Extracted records:

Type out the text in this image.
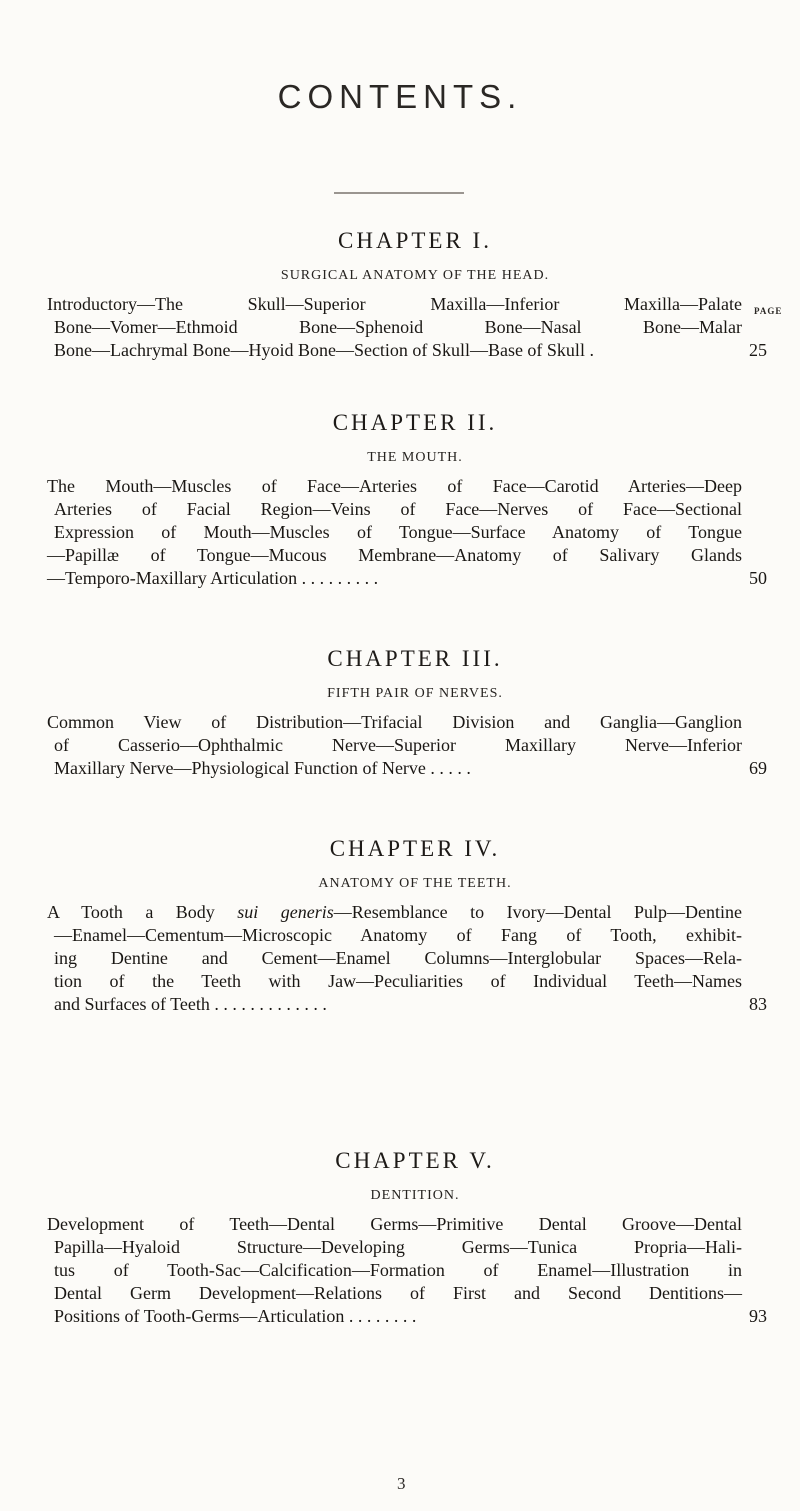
CONTENTS.
CHAPTER I.
SURGICAL ANATOMY OF THE HEAD.
PAGE
Introductory—The Skull—Superior Maxilla—Inferior Maxilla—Palate
Bone—Vomer—Ethmoid Bone—Sphenoid Bone—Nasal Bone—Malar
Bone—Lachrymal Bone—Hyoid Bone—Section of Skull—Base of Skull .	25
CHAPTER II.
THE MOUTH.
The Mouth—Muscles of Face—Arteries of Face—Carotid Arteries—Deep
Arteries of Facial Region—Veins of Face—Nerves of Face—Sectional
Expression of Mouth—Muscles of Tongue—Surface Anatomy of Tongue
—Papillæ of Tongue—Mucous Membrane—Anatomy of Salivary Glands
—Temporo-Maxillary Articulation . . . . . . . . .	50
CHAPTER III.
FIFTH PAIR OF NERVES.
Common View of Distribution—Trifacial Division and Ganglia—Ganglion
of Casserio—Ophthalmic Nerve—Superior Maxillary Nerve—Inferior
Maxillary Nerve—Physiological Function of Nerve . . . . .	69
CHAPTER IV.
ANATOMY OF THE TEETH.
A Tooth a Body sui generis—Resemblance to Ivory—Dental Pulp—Dentine
—Enamel—Cementum—Microscopic Anatomy of Fang of Tooth, exhibit-
ing Dentine and Cement—Enamel Columns—Interglobular Spaces—Rela-
tion of the Teeth with Jaw—Peculiarities of Individual Teeth—Names
and Surfaces of Teeth . . . . . . . . . . . . .	83
CHAPTER V.
DENTITION.
Development of Teeth—Dental Germs—Primitive Dental Groove—Dental
Papilla—Hyaloid Structure—Developing Germs—Tunica Propria—Hali-
tus of Tooth-Sac—Calcification—Formation of Enamel—Illustration in
Dental Germ Development—Relations of First and Second Dentitions—
Positions of Tooth-Germs—Articulation . . . . . . . .	93
3
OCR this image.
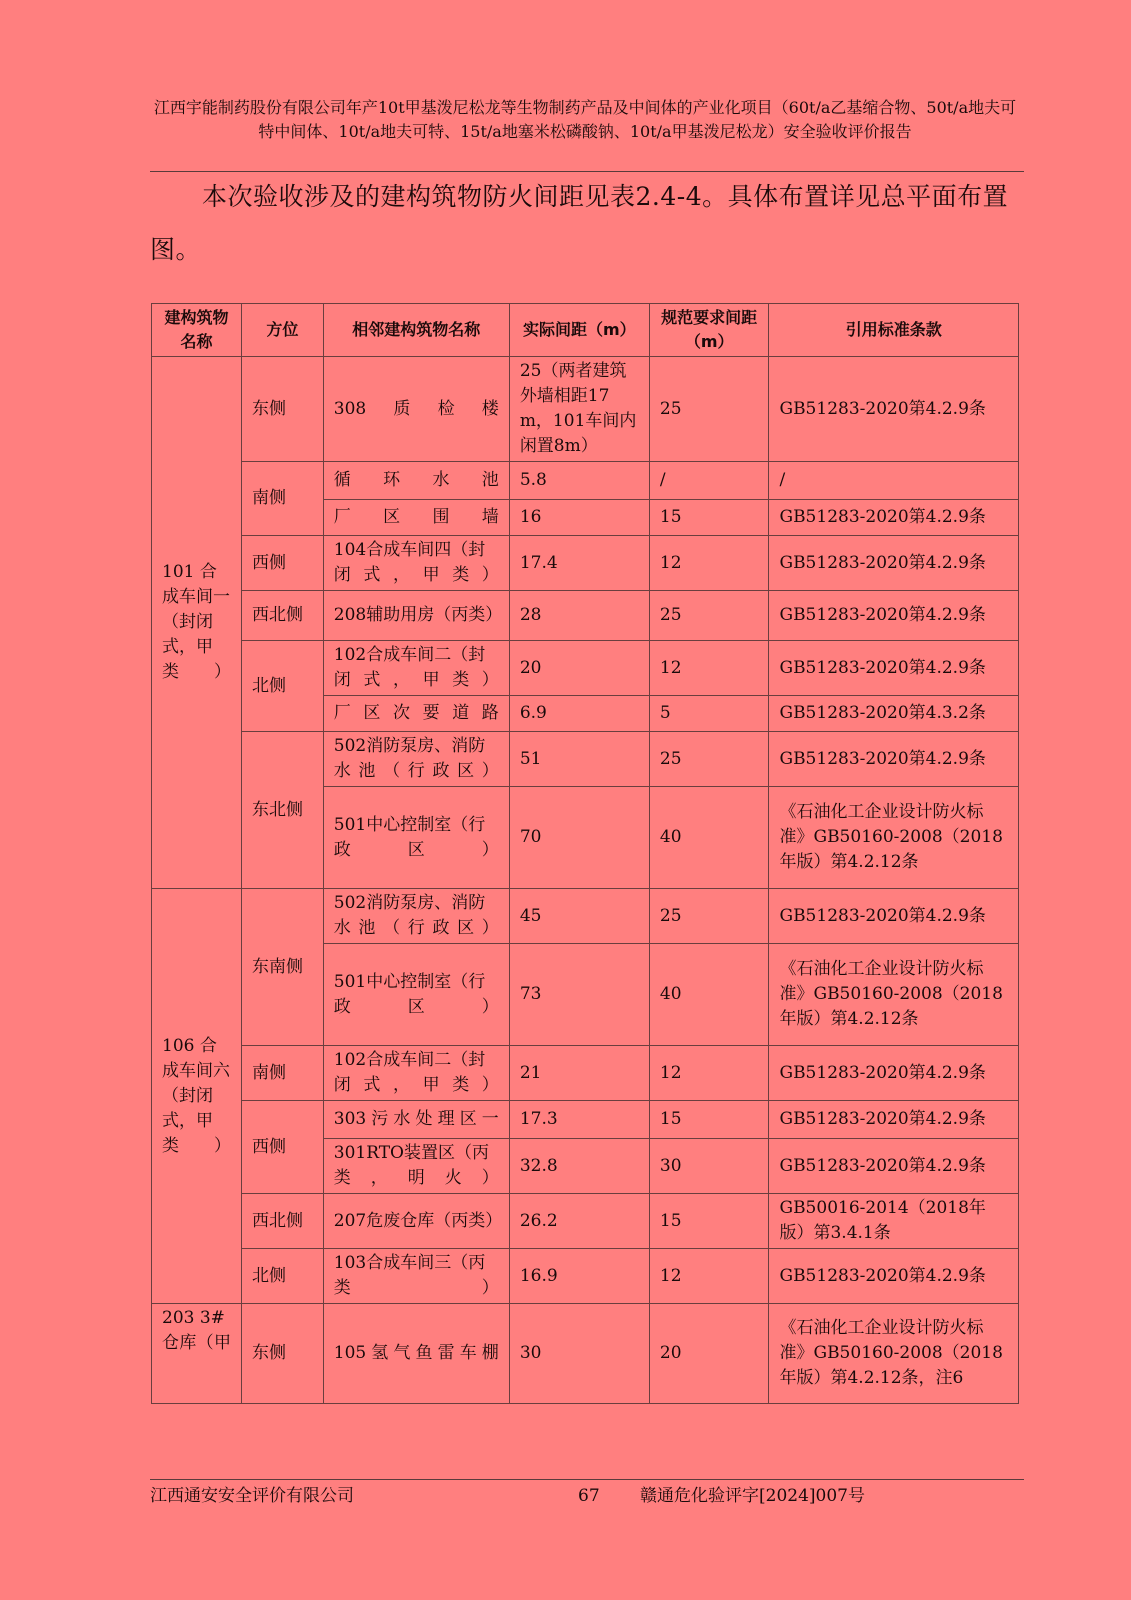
江西宇能制药股份有限公司年产10t甲基泼尼松龙等生物制药产品及中间体的产业化项目（60t/a乙基缩合物、50t/a地夫可特中间体、10t/a地夫可特、15t/a地塞米松磷酸钠、10t/a甲基泼尼松龙）安全验收评价报告
本次验收涉及的建构筑物防火间距见表2.4-4。具体布置详见总平面布置图。
建构筑物名称	方位	相邻建构筑物名称	实际间距（m）	规范要求间距（m）	引用标准条款
101 合成车间一（封闭式，甲类）	东侧	308质检楼	25（两者建筑外墙相距17m，101车间内闲置8m）	25	GB51283-2020第4.2.9条
	南侧	循环水池	5.8	/	/
		厂区围墙	16	15	GB51283-2020第4.2.9条
	西侧	104合成车间四（封闭式，甲类）	17.4	12	GB51283-2020第4.2.9条
	西北侧	208辅助用房（丙类）	28	25	GB51283-2020第4.2.9条
	北侧	102合成车间二（封闭式，甲类）	20	12	GB51283-2020第4.2.9条
		厂区次要道路	6.9	5	GB51283-2020第4.3.2条
	东北侧	502消防泵房、消防水池（行政区）	51	25	GB51283-2020第4.2.9条
		501中心控制室（行政区）	70	40	《石油化工企业设计防火标准》GB50160-2008（2018年版）第4.2.12条
106 合成车间六（封闭式，甲类）	东南侧	502消防泵房、消防水池（行政区）	45	25	GB51283-2020第4.2.9条
		501中心控制室（行政区）	73	40	《石油化工企业设计防火标准》GB50160-2008（2018年版）第4.2.12条
	南侧	102合成车间二（封闭式，甲类）	21	12	GB51283-2020第4.2.9条
	西侧	303污水处理区一	17.3	15	GB51283-2020第4.2.9条
		301RTO装置区（丙类，明火）	32.8	30	GB51283-2020第4.2.9条
	西北侧	207危废仓库（丙类）	26.2	15	GB50016-2014（2018年版）第3.4.1条
	北侧	103合成车间三（丙类）	16.9	12	GB51283-2020第4.2.9条
203 3#仓库（甲	东侧	105氢气鱼雷车棚	30	20	《石油化工企业设计防火标准》GB50160-2008（2018年版）第4.2.12条，注6
江西通安安全评价有限公司	67 赣通危化验评字[2024]007号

Aim: Only the number is wanted: how many lines in the preceding entries hold the string "image"?

Answer to this task: 2